> ACTION ITEM:
1. In the post below on the Walshaw Moor management agreement, what share of the site must be rotationally burned each year under one reading of the agreement?
2. Whom does the writer plan to ask at Defra about meetings, calls or correspondence with NE on heather burning?
3. According to the third reply, what minimum burning rotation does the Upland Management Handbook recommend for blanket mires?

> DOCUMENT SECTION:
☆ ☆ ☆ ☆ ☆

Wuthering moors 6

I am very grateful to Natural England (that’s @NaturalEngland for those of you on Twitter, where you can find me as @MarkAvery) for sending me details of the Walshaw Moor management agreement.  They were clearly eager that I read it, so I have, and so can you here.  What do you think of it? I’d be very keen to hear from experts in upland ecology on the subject.

On the face of it, and since this apparently resolved ‘dispute’ was mostly about burning of blanket bog, the agreement seems to allow an awful lot of burning to go on – just as, I assume, the Estate wanted.  The Estate can burn active blanket bog, wet heath and degraded blanket bog as well as dry heath.

Indeed, one reading of the agreement is that it makes burning of active blanket bog mandatory with 5% of the site having to be rotationally burned each year.  Is that consistent with favourable condition of the habitat?  I would need experts to tell me the answer to that question.

It is unclear to me, but what do I know, that NE has gained anything from reaching this agreement and, more importantly, it is unclear whether the internationally important blanket bog habitat has gained anything through NE reaching this agreement?  I wonder whether the agreement meets all the concerns outlined by NE when they embarked on this case and if it doesn’t why they have reached an agreement?  Was it because they were completely wrong to be worried in the first place or is it because pressure has been applied on them?

And you might want to wonder about it too since you will be paying through your taxes for the HLS agreement that will underpin this management.

I’m still rather puzzled by why NE reached this agreement so i will have to ask them and ask some other questions too.  I think I’ll be writing a few letters at the weekend and asking NE why they were worried about burning of blanket bog on this site and why they now aren’t? And I will write to Defra to ask Richard Benyon whether he had any meetings, telephone calls or paper or electronic correspondence with NE about heather burning, particularly about heather burning at this site, over the last few months.  If there are any people out there who’d like to suggest other questions, or more precise versions of those questions, then I’d be very happy to hear from you.

And this agreement is important as it seems that this has been a test case and similar agreements will apply over large areas of the uplands.

There is something about all this that sets my nostrils twitching.

[registration_form]

10 Replies to “Wuthering moors 6”

  1. Weed species first – How to create mono-culture and remove several breeding birds from a heather moor.
    Vermin control – No need to add to that one as all species that the estate want to remove will be removed.
    Blocking all drains – Did not see that there.
    New roads – Did not see that there.
    Burn as you like as all the keepers have to say is the fire got away from us.
    As Blanket Bog is supposed to reduce heather growth how will an estate encourage its expansion?

  2. Could one not argue these habitats became SSSIs only after heather burning ?

  3. Hi Mark. As I am putting together the next edition of Conservation News I will share with you some stuff: The Upland Management Handbook (English Nature, 2001 – still available on NE’s website), Recommendations concerning burning of blanket mire and wet heath (Box 6.11) start with, “As a general rule when managing mires for nature conservation, if in doubt, do not burn .. [and] .. Where blanket bog and wet heath is in favourable condition, the ideal option for nature conservation is not to burn at all”. This was of course written well before the subject of carbon sequestration was identified as a priority. (Bullet number three in the Handbook says “A 20-year burning regime is the recommended minimum rotation for blanket mires and a burning rotation of 20-30 years may be preferable”). Again, remember this recommendation does not take into account carbon costs – and indicates that the Handbook urgently needs to be updated to take climate change issues into account.

☆ ☆ ☆ ☆ ☆

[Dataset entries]
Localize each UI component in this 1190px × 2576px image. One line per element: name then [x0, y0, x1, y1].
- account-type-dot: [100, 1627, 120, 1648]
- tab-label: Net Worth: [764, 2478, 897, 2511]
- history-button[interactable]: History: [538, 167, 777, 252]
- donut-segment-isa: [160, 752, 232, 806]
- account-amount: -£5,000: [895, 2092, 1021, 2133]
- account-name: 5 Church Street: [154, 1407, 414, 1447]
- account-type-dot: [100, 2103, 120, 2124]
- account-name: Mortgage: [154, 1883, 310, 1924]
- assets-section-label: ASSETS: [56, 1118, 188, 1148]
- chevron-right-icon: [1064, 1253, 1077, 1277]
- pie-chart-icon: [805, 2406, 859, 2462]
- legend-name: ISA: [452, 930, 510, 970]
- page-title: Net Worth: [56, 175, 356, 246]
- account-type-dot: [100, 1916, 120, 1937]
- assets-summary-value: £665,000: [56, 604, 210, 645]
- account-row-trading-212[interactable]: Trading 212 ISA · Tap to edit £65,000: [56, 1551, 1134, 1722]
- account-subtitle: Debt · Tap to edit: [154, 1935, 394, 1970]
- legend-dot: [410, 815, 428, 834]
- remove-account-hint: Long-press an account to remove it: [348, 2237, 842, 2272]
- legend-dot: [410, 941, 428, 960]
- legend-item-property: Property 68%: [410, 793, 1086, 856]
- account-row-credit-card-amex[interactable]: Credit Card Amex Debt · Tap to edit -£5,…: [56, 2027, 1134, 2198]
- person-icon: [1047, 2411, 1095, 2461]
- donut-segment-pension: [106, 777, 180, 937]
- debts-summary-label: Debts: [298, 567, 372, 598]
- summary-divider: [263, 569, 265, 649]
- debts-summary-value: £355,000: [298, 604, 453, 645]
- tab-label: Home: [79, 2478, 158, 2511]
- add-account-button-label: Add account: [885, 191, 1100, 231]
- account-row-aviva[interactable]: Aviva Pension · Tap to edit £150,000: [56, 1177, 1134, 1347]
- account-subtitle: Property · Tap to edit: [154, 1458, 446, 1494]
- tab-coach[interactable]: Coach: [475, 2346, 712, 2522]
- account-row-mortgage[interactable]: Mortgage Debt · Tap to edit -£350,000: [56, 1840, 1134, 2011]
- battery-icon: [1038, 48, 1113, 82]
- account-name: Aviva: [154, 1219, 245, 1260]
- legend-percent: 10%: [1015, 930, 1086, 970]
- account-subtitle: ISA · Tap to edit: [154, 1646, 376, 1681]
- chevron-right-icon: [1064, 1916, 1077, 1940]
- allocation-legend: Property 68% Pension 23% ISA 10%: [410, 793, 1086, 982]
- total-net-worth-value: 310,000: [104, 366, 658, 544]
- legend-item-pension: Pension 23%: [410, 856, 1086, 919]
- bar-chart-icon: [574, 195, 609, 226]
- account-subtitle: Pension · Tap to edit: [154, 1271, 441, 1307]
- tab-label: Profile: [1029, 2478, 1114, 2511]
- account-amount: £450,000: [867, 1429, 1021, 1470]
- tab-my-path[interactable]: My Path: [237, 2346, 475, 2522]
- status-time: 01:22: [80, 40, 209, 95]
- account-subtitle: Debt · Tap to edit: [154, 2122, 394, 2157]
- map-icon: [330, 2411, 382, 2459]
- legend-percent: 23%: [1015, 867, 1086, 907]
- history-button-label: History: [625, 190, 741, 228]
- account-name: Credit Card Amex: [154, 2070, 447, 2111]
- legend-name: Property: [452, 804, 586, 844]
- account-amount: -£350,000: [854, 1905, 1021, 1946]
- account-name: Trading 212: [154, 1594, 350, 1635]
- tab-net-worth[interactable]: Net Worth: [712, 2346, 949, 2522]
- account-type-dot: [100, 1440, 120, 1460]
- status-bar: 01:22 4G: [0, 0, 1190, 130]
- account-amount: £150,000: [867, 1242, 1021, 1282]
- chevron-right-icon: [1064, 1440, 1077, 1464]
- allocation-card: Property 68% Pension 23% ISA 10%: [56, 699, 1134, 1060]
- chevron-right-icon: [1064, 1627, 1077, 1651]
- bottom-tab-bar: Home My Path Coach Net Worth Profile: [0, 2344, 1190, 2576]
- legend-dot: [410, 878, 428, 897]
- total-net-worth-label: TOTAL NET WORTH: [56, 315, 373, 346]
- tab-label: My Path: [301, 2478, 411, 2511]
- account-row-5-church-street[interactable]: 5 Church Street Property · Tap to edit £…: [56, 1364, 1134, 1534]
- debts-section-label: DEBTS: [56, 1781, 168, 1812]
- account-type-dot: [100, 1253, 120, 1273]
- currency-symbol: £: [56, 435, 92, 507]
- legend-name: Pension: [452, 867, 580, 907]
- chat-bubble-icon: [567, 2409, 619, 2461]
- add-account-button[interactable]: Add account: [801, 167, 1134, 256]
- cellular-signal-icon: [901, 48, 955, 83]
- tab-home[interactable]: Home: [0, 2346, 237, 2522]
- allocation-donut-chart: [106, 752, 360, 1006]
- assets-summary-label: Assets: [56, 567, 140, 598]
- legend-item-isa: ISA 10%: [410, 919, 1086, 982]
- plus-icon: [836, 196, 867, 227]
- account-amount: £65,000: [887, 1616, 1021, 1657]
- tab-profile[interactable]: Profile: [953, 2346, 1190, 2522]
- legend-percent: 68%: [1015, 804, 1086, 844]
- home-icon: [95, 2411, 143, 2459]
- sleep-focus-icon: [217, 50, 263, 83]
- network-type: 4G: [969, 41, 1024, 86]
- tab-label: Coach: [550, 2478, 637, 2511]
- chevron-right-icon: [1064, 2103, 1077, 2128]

☆ ☆ ☆ ☆ ☆

> COMPLETED EXERCISE:
1. 5%
2. Richard Benyon
3. A 20-year burning regime